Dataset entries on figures
== == ==
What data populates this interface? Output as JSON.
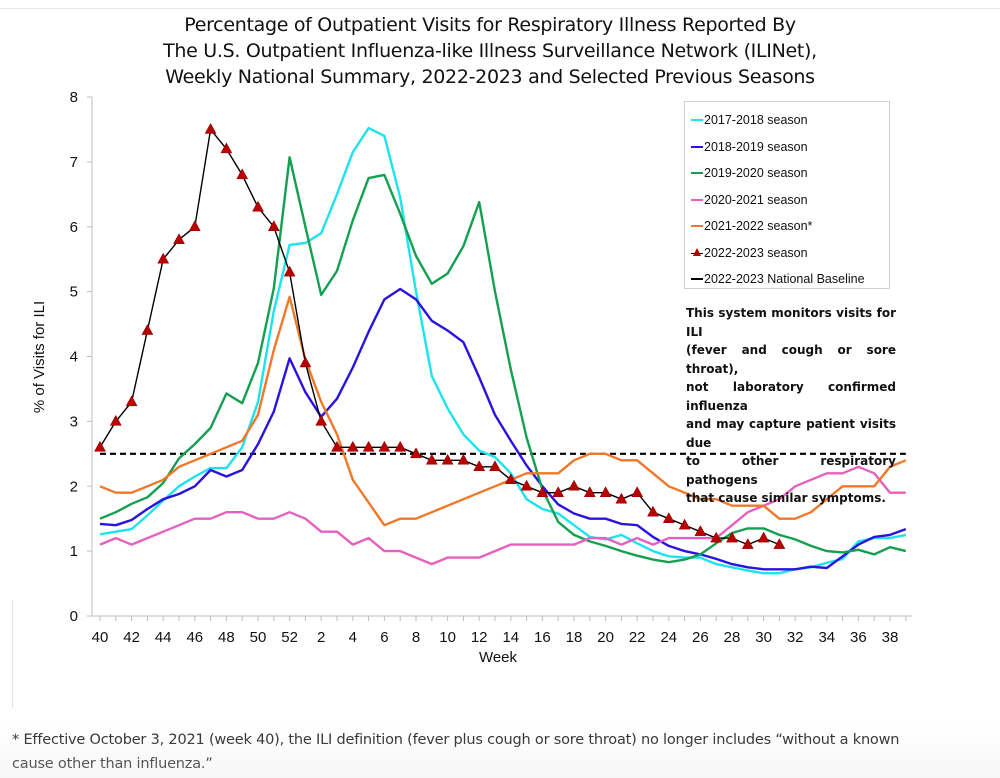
{
  "chart_data": {
    "type": "line",
    "title": [
      "Percentage of Outpatient Visits for Respiratory Illness Reported By",
      "The U.S. Outpatient Influenza-like Illness Surveillance Network (ILINet),",
      "Weekly National Summary, 2022-2023 and Selected Previous Seasons"
    ],
    "xlabel": "Week",
    "ylabel": "% of Visits for ILI",
    "ylim": [
      0,
      8
    ],
    "yticks": [
      0,
      1,
      2,
      3,
      4,
      5,
      6,
      7,
      8
    ],
    "x": [
      40,
      41,
      42,
      43,
      44,
      45,
      46,
      47,
      48,
      49,
      50,
      51,
      52,
      1,
      2,
      3,
      4,
      5,
      6,
      7,
      8,
      9,
      10,
      11,
      12,
      13,
      14,
      15,
      16,
      17,
      18,
      19,
      20,
      21,
      22,
      23,
      24,
      25,
      26,
      27,
      28,
      29,
      30,
      31,
      32,
      33,
      34,
      35,
      36,
      37,
      38,
      39
    ],
    "xtick_labels": [
      "40",
      "42",
      "44",
      "46",
      "48",
      "50",
      "52",
      "2",
      "4",
      "6",
      "8",
      "10",
      "12",
      "14",
      "16",
      "18",
      "20",
      "22",
      "24",
      "26",
      "28",
      "30",
      "32",
      "34",
      "36",
      "38"
    ],
    "grid": false,
    "legend_position": "top-right",
    "series": [
      {
        "name": "2017-2018 season",
        "color": "#1ee3ee",
        "marker": "none",
        "values": [
          1.26,
          1.3,
          1.34,
          1.55,
          1.78,
          2.0,
          2.15,
          2.28,
          2.28,
          2.6,
          3.3,
          4.7,
          5.72,
          5.75,
          5.9,
          6.5,
          7.15,
          7.52,
          7.4,
          6.45,
          5.0,
          3.7,
          3.2,
          2.8,
          2.55,
          2.45,
          2.2,
          1.8,
          1.65,
          1.58,
          1.4,
          1.22,
          1.18,
          1.25,
          1.12,
          1.0,
          0.92,
          0.9,
          0.9,
          0.8,
          0.75,
          0.7,
          0.66,
          0.66,
          0.72,
          0.75,
          0.82,
          0.88,
          1.15,
          1.2,
          1.2,
          1.25
        ]
      },
      {
        "name": "2018-2019 season",
        "color": "#2a12e0",
        "marker": "none",
        "values": [
          1.42,
          1.4,
          1.48,
          1.65,
          1.8,
          1.88,
          2.0,
          2.25,
          2.15,
          2.25,
          2.65,
          3.15,
          3.97,
          3.45,
          3.07,
          3.35,
          3.83,
          4.38,
          4.88,
          5.04,
          4.88,
          4.55,
          4.4,
          4.22,
          3.68,
          3.1,
          2.7,
          2.32,
          2.0,
          1.72,
          1.58,
          1.5,
          1.5,
          1.42,
          1.4,
          1.22,
          1.08,
          1.0,
          0.95,
          0.88,
          0.8,
          0.75,
          0.72,
          0.72,
          0.72,
          0.76,
          0.74,
          0.92,
          1.1,
          1.22,
          1.25,
          1.34
        ]
      },
      {
        "name": "2019-2020 season",
        "color": "#14a050",
        "marker": "none",
        "values": [
          1.5,
          1.6,
          1.73,
          1.83,
          2.05,
          2.43,
          2.65,
          2.9,
          3.43,
          3.28,
          3.9,
          5.05,
          7.07,
          6.0,
          4.95,
          5.32,
          6.1,
          6.75,
          6.8,
          6.2,
          5.55,
          5.12,
          5.28,
          5.7,
          6.38,
          5.0,
          3.8,
          2.75,
          1.95,
          1.45,
          1.25,
          1.15,
          1.08,
          1.0,
          0.93,
          0.87,
          0.83,
          0.87,
          0.95,
          1.12,
          1.28,
          1.35,
          1.35,
          1.25,
          1.18,
          1.08,
          1.0,
          0.98,
          1.02,
          0.95,
          1.06,
          1.0
        ]
      },
      {
        "name": "2020-2021 season",
        "color": "#e660c0",
        "marker": "none",
        "values": [
          1.1,
          1.2,
          1.1,
          1.2,
          1.3,
          1.4,
          1.5,
          1.5,
          1.6,
          1.6,
          1.5,
          1.5,
          1.6,
          1.5,
          1.3,
          1.3,
          1.1,
          1.2,
          1.0,
          1.0,
          0.9,
          0.8,
          0.9,
          0.9,
          0.9,
          1.0,
          1.1,
          1.1,
          1.1,
          1.1,
          1.1,
          1.2,
          1.2,
          1.1,
          1.2,
          1.1,
          1.2,
          1.2,
          1.2,
          1.2,
          1.4,
          1.6,
          1.7,
          1.8,
          2.0,
          2.1,
          2.2,
          2.2,
          2.3,
          2.2,
          1.9,
          1.9
        ]
      },
      {
        "name": "2021-2022 season*",
        "color": "#f07828",
        "marker": "none",
        "values": [
          2.0,
          1.9,
          1.9,
          2.0,
          2.1,
          2.3,
          2.4,
          2.5,
          2.6,
          2.7,
          3.1,
          4.1,
          4.92,
          3.95,
          3.3,
          2.8,
          2.1,
          1.75,
          1.4,
          1.5,
          1.5,
          1.6,
          1.7,
          1.8,
          1.9,
          2.0,
          2.1,
          2.2,
          2.2,
          2.2,
          2.4,
          2.5,
          2.5,
          2.4,
          2.4,
          2.2,
          2.0,
          1.9,
          1.8,
          1.8,
          1.7,
          1.7,
          1.7,
          1.5,
          1.5,
          1.6,
          1.8,
          2.0,
          2.0,
          2.0,
          2.3,
          2.4
        ]
      },
      {
        "name": "2022-2023 season",
        "color": "#000000",
        "marker": "triangle",
        "marker_color": "#b80000",
        "values": [
          2.6,
          3.0,
          3.3,
          4.4,
          5.5,
          5.8,
          6.0,
          7.5,
          7.2,
          6.8,
          6.3,
          6.0,
          5.3,
          3.9,
          3.0,
          2.6,
          2.6,
          2.6,
          2.6,
          2.6,
          2.5,
          2.4,
          2.4,
          2.4,
          2.3,
          2.3,
          2.1,
          2.0,
          1.9,
          1.9,
          2.0,
          1.9,
          1.9,
          1.8,
          1.9,
          1.6,
          1.5,
          1.4,
          1.3,
          1.2,
          1.2,
          1.1,
          1.2,
          1.1,
          null,
          null,
          null,
          null,
          null,
          null,
          null,
          null
        ]
      },
      {
        "name": "2022-2023 National Baseline",
        "color": "#000000",
        "marker": "none",
        "dashed": true,
        "value": 2.5
      }
    ],
    "annotation": [
      "This system monitors visits for ILI",
      "(fever and cough or sore throat),",
      "not laboratory confirmed influenza",
      "and may capture patient visits due",
      "to other respiratory pathogens",
      "that cause similar symptoms."
    ]
  },
  "legend": {
    "items": [
      {
        "label": "2017-2018 season",
        "color": "#1ee3ee",
        "kind": "line"
      },
      {
        "label": "2018-2019 season",
        "color": "#2a12e0",
        "kind": "line"
      },
      {
        "label": "2019-2020 season",
        "color": "#14a050",
        "kind": "line"
      },
      {
        "label": "2020-2021 season",
        "color": "#e660c0",
        "kind": "line"
      },
      {
        "label": "2021-2022 season*",
        "color": "#f07828",
        "kind": "line"
      },
      {
        "label": "2022-2023 season",
        "color": "#b80000",
        "kind": "triangle"
      },
      {
        "label": "2022-2023 National Baseline",
        "color": "#000000",
        "kind": "dash"
      }
    ]
  },
  "footnote": {
    "line1": "* Effective October 3, 2021 (week 40), the ILI definition (fever plus cough or sore throat) no longer includes “without a known",
    "line2": "cause other than influenza.”"
  }
}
== == ==
What is being asked ->
Your task is to gather all lines from the entries above that hold the word "Outpatient".

Task output ->
      "Percentage of Outpatient Visits for Respiratory Illness Reported By",
      "The U.S. Outpatient Influenza-like Illness Surveillance Network (ILINet),",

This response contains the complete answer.